___ DATA FOR PROCESSING

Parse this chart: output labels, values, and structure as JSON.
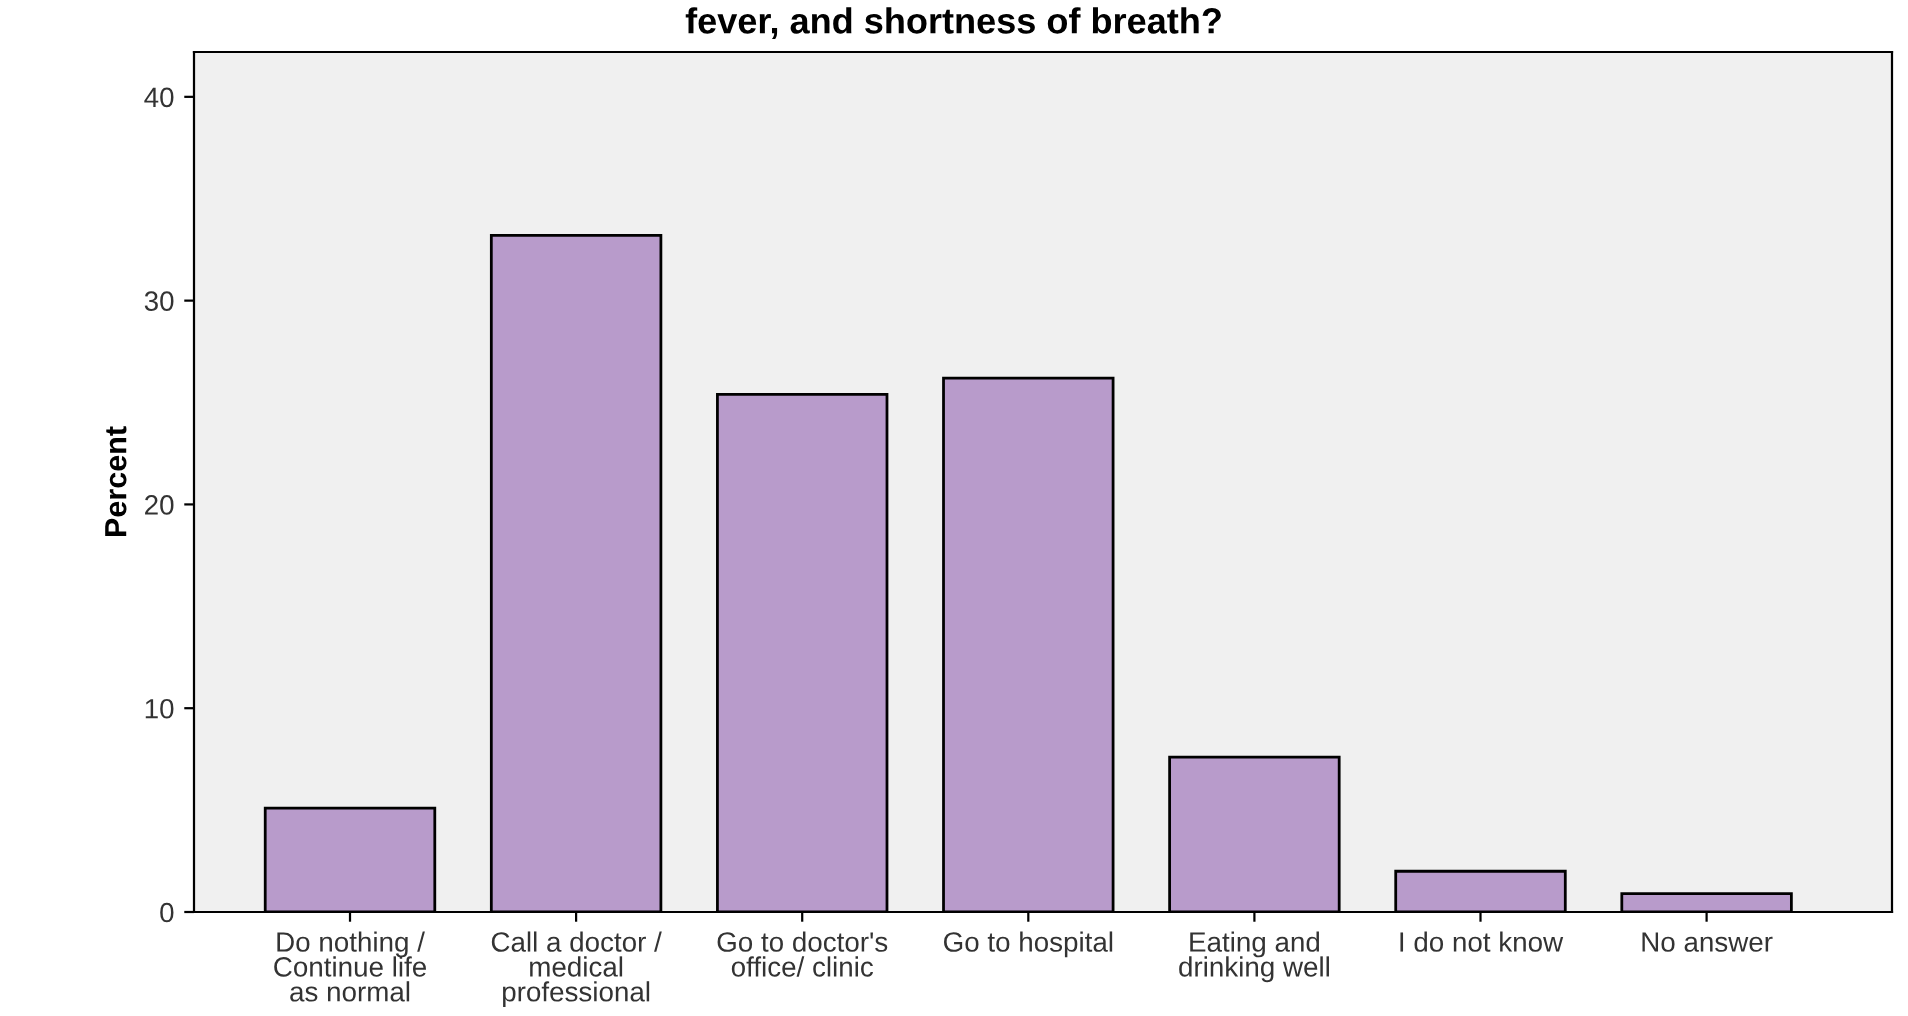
{
  "chart_data": {
    "type": "bar",
    "title": "fever, and shortness of breath?",
    "ylabel": "Percent",
    "categories": [
      "Do nothing /\nContinue life\nas normal",
      "Call a doctor /\nmedical\nprofessional",
      "Go to doctor's\noffice/ clinic",
      "Go to hospital",
      "Eating and\ndrinking well",
      "I do not know",
      "No answer"
    ],
    "values": [
      5.1,
      33.2,
      25.4,
      26.2,
      7.6,
      2.0,
      0.9
    ],
    "color": "#b89bcb",
    "ylim": [
      0,
      42.2
    ],
    "yticks": [
      0,
      10,
      20,
      30,
      40
    ],
    "grid": false
  }
}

______

Every record must be copied exactly, with images dropped from the result.

Parse this chart: output labels, values, and structure as JSON.
{
  "chart_data": {
    "type": "bar",
    "title": "fever, and shortness of breath?",
    "ylabel": "Percent",
    "categories": [
      "Do nothing /\nContinue life\nas normal",
      "Call a doctor /\nmedical\nprofessional",
      "Go to doctor's\noffice/ clinic",
      "Go to hospital",
      "Eating and\ndrinking well",
      "I do not know",
      "No answer"
    ],
    "values": [
      5.1,
      33.2,
      25.4,
      26.2,
      7.6,
      2.0,
      0.9
    ],
    "color": "#b89bcb",
    "ylim": [
      0,
      42.2
    ],
    "yticks": [
      0,
      10,
      20,
      30,
      40
    ],
    "grid": false
  }
}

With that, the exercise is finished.